Selected excerpt.
▼▼▼

Sad, sad experiences of the postwar period.

I needed a whole year to “re-integrate” myself; I, who had come through it unscathed, except for my frozen feet and hands. A whole year of despair and anger, a year in which I had to take insults, unintentional for the most part, but all the more shocking, because they came from well-fed citizens of the United States who didn't have the slightest notion of what was going on outside their borders. At that time I naively believed that every American had heard of bombs, destruction and death, but I was to discover that this was the case with only a few. Above all, they didn't want to be reminded of the existence of the war.

I'm not talking about the families of the soldiers who had fought at the front, but of people who had never experienced war, whose daily routines had never been shattered by the war, who had always preserved their inner peace.

This expression “inner peace” reminds me of an experience during the war. I was in Italy, in Naples to be exact, at the Hotel Parco.

A friend of mine, the actor Jean-Pierre Aumont, had contacted me through official channels, and I received permission to pay a visit to the French unit to which he belonged.

He had come to pick me up in his jeep on the previous day. He gave off a peculiar odor.

“I slept under a tank next to a dead Senegalese soldier,” he explained to me. “You must excuse me.”

We heated some water and brought it to my “room with bath” so he could take his first bath in weeks.

▲▲▲

Records.
▼▼▼

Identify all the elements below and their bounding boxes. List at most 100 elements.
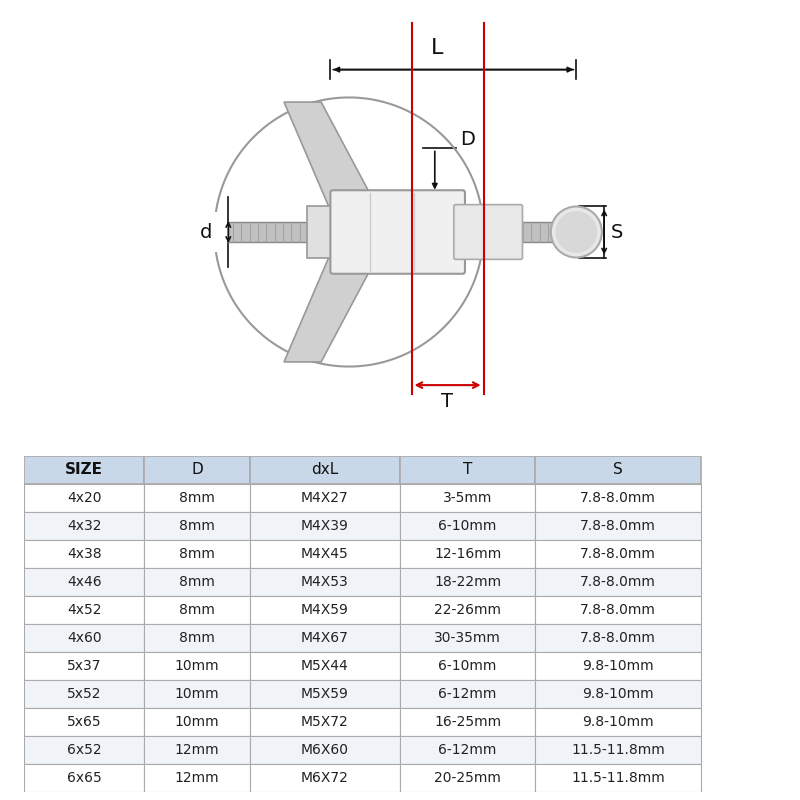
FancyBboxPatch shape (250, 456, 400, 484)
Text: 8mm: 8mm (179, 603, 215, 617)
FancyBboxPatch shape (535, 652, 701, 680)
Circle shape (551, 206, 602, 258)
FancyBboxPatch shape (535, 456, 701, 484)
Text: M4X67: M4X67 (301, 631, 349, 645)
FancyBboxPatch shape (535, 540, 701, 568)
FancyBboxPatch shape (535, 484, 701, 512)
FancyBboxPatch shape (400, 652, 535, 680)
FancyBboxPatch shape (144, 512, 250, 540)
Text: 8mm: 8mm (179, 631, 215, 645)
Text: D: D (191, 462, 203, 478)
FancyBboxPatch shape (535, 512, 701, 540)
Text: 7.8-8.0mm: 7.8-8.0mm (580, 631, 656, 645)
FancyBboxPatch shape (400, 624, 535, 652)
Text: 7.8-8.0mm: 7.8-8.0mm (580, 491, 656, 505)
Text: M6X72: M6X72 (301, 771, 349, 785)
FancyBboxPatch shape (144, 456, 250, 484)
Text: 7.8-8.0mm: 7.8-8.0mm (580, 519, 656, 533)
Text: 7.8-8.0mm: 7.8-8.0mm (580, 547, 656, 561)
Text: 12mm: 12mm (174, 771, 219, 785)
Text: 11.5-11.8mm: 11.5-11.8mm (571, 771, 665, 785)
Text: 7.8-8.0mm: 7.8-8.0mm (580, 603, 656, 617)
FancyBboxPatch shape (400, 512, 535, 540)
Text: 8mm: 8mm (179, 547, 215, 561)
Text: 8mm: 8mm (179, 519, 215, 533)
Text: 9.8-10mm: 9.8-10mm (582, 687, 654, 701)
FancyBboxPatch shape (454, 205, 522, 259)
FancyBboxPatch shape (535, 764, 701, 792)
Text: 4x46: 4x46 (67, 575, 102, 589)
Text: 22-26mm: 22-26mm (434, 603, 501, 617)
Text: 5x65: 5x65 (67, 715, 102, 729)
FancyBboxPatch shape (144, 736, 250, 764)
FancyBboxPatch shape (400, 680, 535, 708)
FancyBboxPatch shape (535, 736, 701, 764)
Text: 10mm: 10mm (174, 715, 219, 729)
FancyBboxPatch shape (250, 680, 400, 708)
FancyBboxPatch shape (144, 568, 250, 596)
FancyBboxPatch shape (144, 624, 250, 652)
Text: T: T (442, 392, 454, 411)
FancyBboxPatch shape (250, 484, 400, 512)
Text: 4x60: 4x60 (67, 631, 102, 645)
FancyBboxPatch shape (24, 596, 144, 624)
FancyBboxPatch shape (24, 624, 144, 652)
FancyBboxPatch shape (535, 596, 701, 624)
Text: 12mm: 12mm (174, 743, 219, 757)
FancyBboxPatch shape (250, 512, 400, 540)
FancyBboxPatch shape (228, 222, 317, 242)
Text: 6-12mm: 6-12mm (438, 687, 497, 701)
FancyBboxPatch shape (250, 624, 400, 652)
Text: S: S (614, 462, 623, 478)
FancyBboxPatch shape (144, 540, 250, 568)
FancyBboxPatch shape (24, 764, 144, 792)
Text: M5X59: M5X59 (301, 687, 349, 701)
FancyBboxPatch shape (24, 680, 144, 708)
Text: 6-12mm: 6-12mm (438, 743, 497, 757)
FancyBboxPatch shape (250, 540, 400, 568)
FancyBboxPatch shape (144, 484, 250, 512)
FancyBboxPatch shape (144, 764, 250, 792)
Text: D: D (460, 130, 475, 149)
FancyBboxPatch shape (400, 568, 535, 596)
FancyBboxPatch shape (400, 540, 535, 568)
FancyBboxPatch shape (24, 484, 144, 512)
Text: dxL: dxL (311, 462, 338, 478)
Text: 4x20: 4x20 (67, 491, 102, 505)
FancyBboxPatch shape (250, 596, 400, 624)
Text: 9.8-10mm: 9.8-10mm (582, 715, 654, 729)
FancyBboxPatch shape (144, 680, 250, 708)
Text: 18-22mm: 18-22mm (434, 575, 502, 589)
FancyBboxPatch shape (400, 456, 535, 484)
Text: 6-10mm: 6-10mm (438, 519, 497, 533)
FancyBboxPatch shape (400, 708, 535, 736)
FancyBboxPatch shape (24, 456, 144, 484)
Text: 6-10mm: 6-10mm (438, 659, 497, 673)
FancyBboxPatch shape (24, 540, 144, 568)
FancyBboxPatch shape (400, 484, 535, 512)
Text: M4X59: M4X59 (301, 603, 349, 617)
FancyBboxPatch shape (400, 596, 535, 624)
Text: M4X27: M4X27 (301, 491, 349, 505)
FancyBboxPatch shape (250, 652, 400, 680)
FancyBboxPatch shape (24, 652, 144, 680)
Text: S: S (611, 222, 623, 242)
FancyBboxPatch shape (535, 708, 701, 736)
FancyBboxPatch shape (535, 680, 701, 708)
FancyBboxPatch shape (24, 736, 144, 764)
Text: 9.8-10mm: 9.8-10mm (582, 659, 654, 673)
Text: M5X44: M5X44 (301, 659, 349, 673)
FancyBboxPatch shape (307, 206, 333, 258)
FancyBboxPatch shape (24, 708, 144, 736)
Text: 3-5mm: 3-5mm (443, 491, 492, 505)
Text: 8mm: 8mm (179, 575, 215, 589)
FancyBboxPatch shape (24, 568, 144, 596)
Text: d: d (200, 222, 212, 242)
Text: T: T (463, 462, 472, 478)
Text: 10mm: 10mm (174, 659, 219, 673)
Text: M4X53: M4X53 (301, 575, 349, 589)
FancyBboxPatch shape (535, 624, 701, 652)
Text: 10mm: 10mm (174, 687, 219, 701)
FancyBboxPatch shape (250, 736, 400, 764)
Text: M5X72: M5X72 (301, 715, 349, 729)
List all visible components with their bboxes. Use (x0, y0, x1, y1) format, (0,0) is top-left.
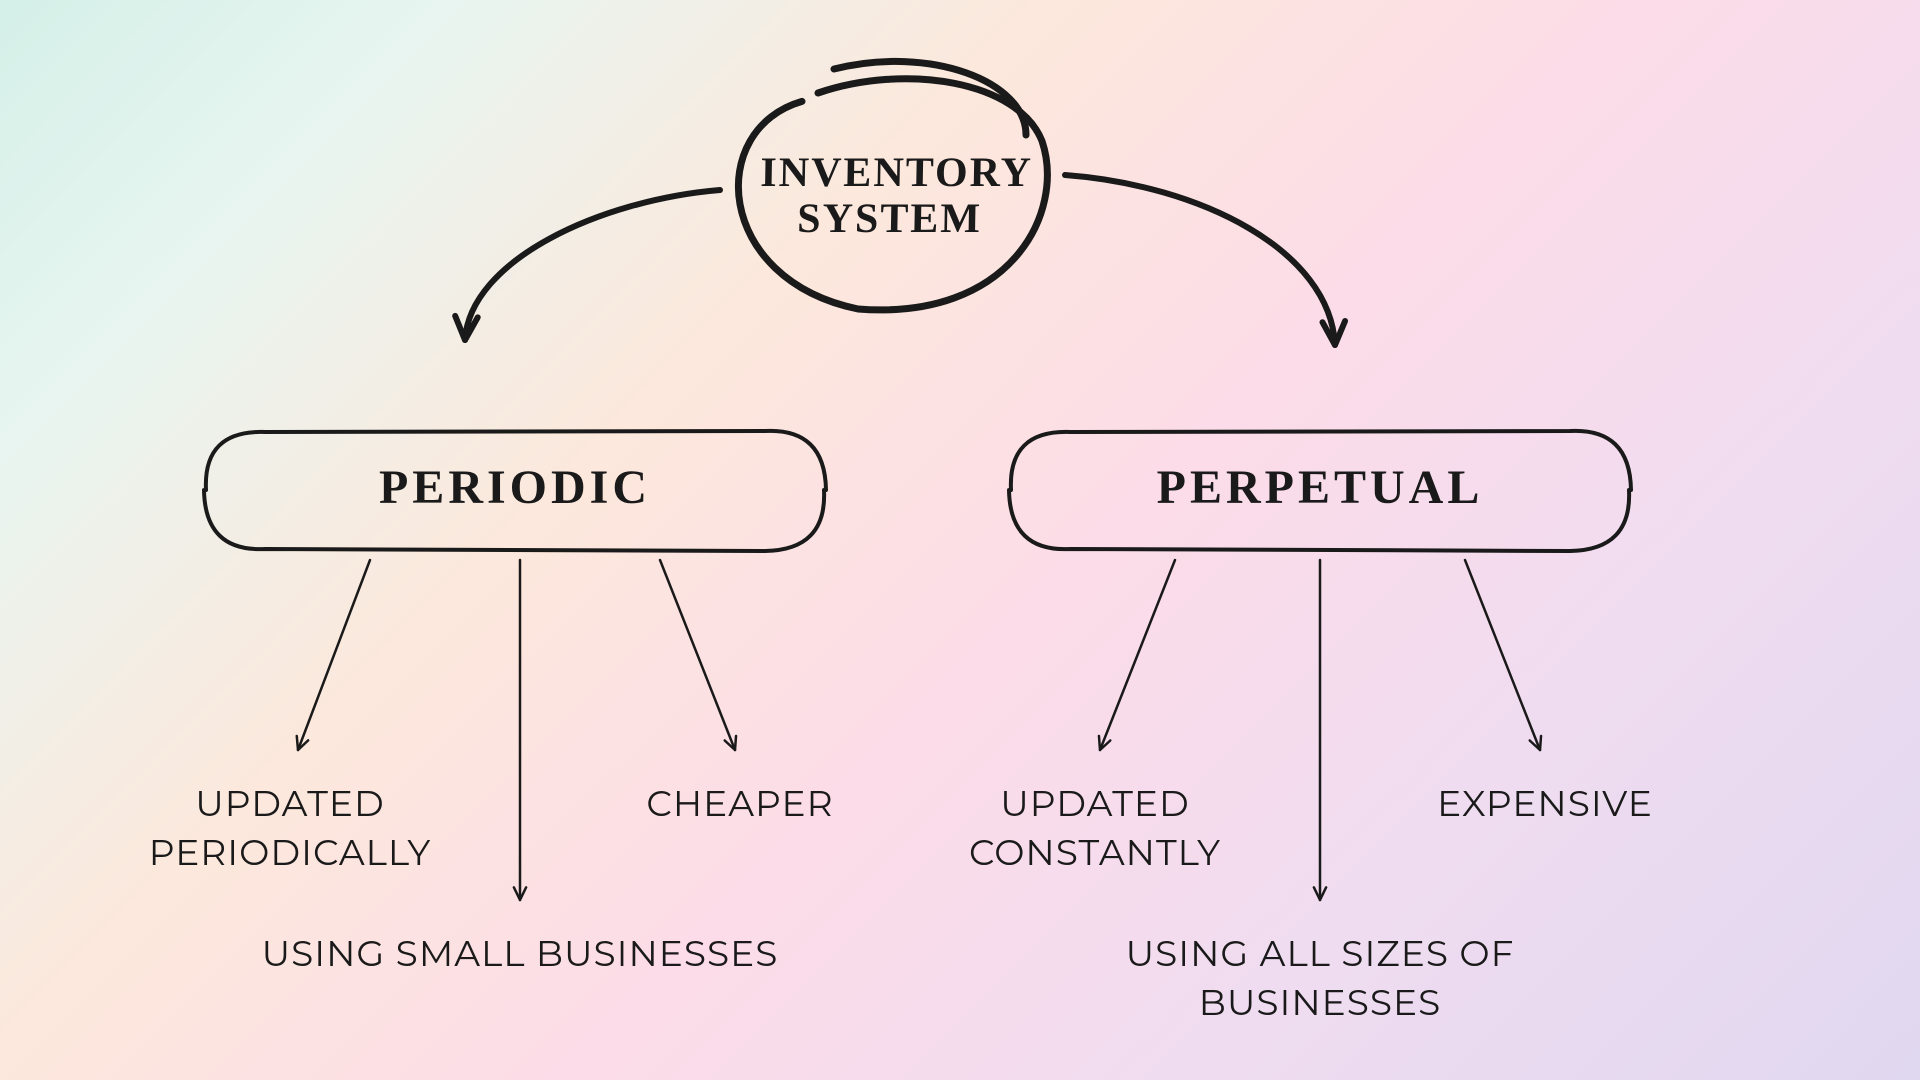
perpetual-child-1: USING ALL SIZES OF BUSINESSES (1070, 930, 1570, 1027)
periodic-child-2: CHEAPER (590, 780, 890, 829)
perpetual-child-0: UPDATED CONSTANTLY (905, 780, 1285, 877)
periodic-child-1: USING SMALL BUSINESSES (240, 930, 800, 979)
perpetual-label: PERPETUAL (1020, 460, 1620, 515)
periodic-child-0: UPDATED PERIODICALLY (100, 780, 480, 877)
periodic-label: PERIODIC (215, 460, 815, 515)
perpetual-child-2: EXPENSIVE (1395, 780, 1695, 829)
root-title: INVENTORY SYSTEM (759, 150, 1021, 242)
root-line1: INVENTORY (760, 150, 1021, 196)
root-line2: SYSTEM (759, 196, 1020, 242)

▲▲▲
▼▼▼

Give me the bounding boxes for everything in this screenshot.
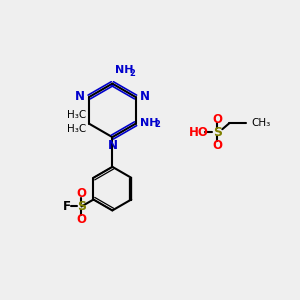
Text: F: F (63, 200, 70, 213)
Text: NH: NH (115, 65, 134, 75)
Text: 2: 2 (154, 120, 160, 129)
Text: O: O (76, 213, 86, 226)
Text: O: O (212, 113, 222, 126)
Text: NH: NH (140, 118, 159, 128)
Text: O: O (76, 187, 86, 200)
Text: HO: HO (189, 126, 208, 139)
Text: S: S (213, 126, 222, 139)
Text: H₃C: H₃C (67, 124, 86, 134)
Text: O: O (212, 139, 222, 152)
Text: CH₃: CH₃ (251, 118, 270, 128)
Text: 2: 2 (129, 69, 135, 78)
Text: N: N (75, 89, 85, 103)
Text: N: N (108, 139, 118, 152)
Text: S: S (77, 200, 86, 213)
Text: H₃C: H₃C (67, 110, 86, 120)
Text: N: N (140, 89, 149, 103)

▲▲▲

Problem to work on.
Reproduce the memoir passage about returning home after the war word for word, from its first line to its last.

Correct answer.
Sad, sad experiences of the postwar period.

I needed a whole year to “re-integrate” myself; I, who had come through it unscathed, except for my frozen feet and hands. A whole year of despair and anger, a year in which I had to take insults, unintentional for the most part, but all the more shocking, because they came from well-fed citizens of the United States who didn't have the slightest notion of what was going on outside their borders. At that time I naively believed that every American had heard of bombs, destruction and death, but I was to discover that this was the case with only a few. Above all, they didn't want to be reminded of the existence of the war.

I'm not talking about the families of the soldiers who had fought at the front, but of people who had never experienced war, whose daily routines had never been shattered by the war, who had always preserved their inner peace.

This expression “inner peace” reminds me of an experience during the war. I was in Italy, in Naples to be exact, at the Hotel Parco.

A friend of mine, the actor Jean-Pierre Aumont, had contacted me through official channels, and I received permission to pay a visit to the French unit to which he belonged.

He had come to pick me up in his jeep on the previous day. He gave off a peculiar odor.

“I slept under a tank next to a dead Senegalese soldier,” he explained to me. “You must excuse me.”

We heated some water and brought it to my “room with bath” so he could take his first bath in weeks.